[Collection entries]
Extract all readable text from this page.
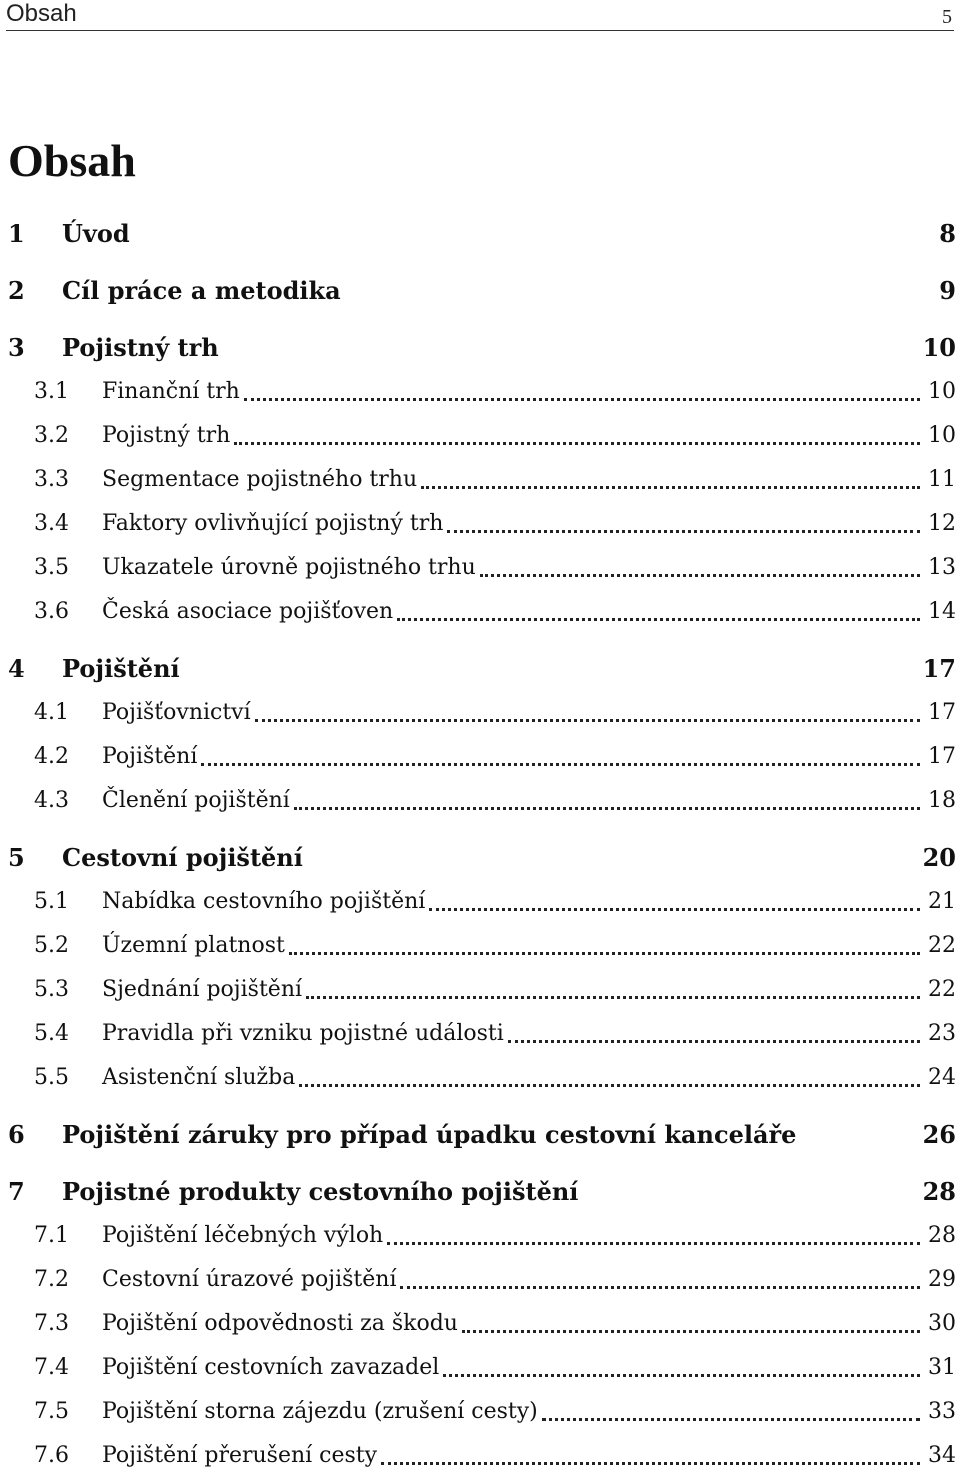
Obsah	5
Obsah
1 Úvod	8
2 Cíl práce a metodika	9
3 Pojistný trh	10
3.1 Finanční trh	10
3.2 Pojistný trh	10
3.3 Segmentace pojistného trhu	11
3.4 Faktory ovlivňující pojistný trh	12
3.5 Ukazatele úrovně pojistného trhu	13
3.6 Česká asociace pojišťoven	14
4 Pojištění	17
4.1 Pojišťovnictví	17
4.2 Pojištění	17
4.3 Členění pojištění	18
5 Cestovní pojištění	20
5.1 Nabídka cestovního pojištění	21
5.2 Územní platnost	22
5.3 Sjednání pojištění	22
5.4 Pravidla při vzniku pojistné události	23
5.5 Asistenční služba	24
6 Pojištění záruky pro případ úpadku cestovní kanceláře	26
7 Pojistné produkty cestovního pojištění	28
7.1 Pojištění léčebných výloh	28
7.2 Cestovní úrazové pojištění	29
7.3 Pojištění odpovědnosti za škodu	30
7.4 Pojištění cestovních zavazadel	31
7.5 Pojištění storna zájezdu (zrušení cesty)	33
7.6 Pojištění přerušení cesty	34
---
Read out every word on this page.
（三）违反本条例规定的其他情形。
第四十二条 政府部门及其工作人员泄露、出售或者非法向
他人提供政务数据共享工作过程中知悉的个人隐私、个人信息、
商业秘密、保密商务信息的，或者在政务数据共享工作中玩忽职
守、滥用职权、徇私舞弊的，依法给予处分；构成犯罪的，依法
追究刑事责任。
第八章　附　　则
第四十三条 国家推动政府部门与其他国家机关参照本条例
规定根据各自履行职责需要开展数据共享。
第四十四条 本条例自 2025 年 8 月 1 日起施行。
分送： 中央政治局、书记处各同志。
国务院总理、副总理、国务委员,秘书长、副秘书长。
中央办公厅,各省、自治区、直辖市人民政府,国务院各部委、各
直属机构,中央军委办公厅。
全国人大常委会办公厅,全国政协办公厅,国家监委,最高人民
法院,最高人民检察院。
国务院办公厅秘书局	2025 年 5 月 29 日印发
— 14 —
--
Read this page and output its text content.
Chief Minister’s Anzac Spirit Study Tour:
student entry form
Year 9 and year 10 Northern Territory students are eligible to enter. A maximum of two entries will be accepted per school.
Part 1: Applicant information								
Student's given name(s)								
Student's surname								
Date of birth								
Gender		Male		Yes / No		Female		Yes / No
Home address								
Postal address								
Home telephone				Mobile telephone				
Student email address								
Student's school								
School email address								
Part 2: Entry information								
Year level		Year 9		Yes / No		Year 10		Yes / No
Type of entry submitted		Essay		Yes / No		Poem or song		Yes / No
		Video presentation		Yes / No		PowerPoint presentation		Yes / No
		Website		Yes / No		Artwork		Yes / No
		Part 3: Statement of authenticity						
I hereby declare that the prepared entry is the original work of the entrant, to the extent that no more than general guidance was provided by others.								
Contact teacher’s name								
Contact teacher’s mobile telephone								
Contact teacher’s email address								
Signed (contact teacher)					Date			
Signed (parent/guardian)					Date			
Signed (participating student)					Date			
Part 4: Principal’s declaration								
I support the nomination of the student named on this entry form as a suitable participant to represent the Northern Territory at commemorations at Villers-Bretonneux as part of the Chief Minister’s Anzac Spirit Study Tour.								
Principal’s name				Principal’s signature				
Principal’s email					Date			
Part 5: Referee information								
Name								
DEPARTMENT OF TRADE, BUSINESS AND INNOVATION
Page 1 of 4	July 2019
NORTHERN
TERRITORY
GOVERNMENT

SET TASK: Collect the lines of the data that carry the word "Minister".

RESPONSE:
Chief Minister’s Anzac Spirit Study Tour:
I support the nomination of the student named on this entry form as a suitable participant to represent the Northern Territory at commemorations at Villers-Bretonneux as part of the Chief Minister’s Anzac Spirit Study Tour.								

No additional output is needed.